■ **Extracts from a graphics dataset**:
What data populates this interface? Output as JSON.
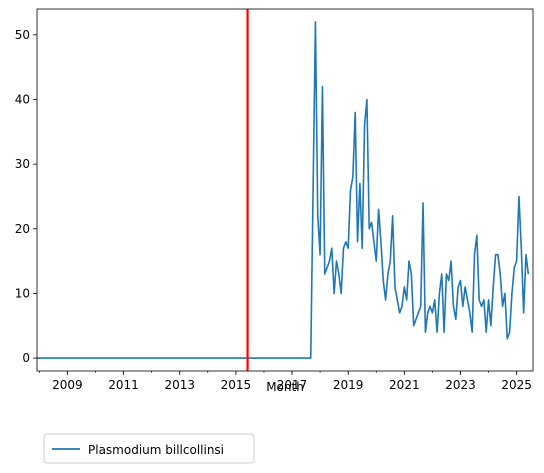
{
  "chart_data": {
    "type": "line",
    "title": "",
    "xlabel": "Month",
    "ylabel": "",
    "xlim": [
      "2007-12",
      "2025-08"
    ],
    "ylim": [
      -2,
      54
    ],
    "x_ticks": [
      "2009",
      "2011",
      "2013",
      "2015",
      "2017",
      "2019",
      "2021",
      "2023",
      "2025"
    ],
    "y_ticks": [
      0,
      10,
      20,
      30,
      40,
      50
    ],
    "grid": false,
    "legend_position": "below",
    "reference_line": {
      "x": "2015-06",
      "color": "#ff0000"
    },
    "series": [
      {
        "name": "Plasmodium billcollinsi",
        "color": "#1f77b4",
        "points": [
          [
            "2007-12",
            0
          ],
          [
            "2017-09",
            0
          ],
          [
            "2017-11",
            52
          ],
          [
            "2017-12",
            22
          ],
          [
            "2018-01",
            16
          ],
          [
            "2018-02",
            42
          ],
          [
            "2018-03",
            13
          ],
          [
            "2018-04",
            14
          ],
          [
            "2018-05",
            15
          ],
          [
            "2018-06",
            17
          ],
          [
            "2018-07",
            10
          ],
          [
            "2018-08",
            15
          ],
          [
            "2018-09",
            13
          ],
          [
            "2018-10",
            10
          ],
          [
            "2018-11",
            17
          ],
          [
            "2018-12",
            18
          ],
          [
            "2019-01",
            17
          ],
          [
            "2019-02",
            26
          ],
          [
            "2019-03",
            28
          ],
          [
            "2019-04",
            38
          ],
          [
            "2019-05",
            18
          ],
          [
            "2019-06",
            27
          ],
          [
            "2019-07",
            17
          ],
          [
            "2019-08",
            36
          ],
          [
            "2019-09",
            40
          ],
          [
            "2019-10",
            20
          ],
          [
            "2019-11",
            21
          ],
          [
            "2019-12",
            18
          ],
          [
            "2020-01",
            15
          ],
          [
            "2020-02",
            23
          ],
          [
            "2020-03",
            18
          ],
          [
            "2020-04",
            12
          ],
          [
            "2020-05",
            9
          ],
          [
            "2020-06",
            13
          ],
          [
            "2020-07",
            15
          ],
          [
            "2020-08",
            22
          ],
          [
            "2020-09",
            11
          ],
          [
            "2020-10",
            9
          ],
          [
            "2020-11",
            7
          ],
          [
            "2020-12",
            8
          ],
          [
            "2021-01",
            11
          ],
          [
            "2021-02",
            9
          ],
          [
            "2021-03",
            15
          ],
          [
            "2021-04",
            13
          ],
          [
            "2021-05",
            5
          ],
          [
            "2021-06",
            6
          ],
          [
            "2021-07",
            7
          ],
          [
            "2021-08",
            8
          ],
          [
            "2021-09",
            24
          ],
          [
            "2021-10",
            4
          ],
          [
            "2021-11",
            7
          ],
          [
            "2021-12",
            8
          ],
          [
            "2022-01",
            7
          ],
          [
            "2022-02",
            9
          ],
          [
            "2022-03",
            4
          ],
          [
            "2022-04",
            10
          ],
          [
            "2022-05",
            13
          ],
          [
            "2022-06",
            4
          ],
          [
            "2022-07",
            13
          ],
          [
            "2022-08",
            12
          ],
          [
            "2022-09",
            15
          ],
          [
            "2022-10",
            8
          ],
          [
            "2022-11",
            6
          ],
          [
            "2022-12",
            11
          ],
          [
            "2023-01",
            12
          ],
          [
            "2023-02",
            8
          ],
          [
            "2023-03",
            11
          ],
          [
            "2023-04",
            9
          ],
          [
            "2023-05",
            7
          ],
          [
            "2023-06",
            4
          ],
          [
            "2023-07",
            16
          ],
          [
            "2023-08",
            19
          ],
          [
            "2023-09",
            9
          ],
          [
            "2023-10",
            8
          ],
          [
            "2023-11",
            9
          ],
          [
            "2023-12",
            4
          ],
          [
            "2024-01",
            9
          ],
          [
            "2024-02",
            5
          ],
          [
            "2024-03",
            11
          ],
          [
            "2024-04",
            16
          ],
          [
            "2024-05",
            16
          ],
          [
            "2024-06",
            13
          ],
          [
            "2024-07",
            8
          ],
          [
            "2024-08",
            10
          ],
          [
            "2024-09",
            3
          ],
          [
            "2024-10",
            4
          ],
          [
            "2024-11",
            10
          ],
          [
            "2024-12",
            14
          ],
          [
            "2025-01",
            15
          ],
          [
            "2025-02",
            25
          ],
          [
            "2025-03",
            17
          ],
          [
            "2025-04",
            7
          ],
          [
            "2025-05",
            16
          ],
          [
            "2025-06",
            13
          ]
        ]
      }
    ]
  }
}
* * *
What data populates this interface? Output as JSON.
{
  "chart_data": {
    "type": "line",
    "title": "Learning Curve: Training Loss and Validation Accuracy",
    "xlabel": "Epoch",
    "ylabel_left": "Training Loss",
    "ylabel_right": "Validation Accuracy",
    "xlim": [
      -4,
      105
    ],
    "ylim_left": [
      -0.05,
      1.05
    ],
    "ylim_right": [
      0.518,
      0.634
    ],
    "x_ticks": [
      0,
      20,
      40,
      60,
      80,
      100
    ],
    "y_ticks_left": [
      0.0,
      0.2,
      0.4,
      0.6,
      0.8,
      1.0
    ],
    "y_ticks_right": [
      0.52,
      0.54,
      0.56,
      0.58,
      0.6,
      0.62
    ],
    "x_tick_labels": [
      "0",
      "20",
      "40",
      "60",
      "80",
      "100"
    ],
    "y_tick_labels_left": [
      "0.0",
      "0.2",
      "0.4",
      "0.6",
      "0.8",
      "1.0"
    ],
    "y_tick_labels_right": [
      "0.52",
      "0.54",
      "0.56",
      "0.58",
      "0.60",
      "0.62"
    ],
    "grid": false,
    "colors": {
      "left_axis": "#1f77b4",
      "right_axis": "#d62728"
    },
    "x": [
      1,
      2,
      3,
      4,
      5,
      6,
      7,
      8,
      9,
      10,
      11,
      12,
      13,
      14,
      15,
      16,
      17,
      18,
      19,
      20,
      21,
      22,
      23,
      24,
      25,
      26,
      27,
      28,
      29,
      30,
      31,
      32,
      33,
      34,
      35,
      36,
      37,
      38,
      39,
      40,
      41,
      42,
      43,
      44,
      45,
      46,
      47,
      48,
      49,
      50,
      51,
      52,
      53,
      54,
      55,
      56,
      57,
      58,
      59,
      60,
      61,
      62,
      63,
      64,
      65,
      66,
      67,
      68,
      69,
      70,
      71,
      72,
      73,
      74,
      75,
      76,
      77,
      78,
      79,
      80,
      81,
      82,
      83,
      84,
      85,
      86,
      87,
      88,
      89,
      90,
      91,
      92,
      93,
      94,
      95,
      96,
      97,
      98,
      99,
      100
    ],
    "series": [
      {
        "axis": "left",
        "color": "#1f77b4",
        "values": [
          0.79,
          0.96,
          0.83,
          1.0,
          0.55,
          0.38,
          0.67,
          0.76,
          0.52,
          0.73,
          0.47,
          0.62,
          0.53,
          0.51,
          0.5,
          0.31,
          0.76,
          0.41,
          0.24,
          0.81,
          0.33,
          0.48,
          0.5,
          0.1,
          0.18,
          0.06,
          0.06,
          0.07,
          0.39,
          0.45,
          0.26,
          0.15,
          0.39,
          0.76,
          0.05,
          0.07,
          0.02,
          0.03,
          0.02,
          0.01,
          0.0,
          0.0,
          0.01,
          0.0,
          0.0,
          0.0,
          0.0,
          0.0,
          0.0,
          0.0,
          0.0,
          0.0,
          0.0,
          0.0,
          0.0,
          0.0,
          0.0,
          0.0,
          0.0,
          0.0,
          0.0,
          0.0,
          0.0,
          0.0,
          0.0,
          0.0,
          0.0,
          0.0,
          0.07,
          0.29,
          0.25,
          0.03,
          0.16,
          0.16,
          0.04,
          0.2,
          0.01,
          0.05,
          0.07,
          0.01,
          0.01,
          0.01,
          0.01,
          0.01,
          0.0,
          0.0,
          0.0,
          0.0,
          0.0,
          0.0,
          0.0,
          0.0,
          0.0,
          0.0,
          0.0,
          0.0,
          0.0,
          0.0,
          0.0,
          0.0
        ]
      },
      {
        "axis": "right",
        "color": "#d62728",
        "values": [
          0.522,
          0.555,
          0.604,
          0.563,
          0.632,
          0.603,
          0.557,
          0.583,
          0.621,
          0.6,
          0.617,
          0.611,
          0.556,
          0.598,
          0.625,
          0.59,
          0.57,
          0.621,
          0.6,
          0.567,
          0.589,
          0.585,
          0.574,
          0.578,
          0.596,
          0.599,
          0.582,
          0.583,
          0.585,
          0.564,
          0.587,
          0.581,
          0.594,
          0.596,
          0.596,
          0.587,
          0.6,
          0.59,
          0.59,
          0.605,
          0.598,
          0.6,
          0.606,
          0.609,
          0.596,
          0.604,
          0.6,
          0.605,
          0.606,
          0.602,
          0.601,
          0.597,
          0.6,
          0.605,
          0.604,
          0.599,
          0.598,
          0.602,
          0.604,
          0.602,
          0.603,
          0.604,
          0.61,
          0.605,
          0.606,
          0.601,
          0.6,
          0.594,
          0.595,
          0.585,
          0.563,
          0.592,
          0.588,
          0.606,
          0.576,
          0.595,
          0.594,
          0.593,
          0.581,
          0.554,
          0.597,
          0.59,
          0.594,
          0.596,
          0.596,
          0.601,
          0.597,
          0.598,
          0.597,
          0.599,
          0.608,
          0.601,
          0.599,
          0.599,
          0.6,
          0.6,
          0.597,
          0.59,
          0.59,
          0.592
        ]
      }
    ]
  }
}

■ **WHAT YOU WILL DO**:
Look back over the material above and state how many lines hold the word "title". Write the number and nothing else.

■ **ANSWER FOR THE TASK**:
2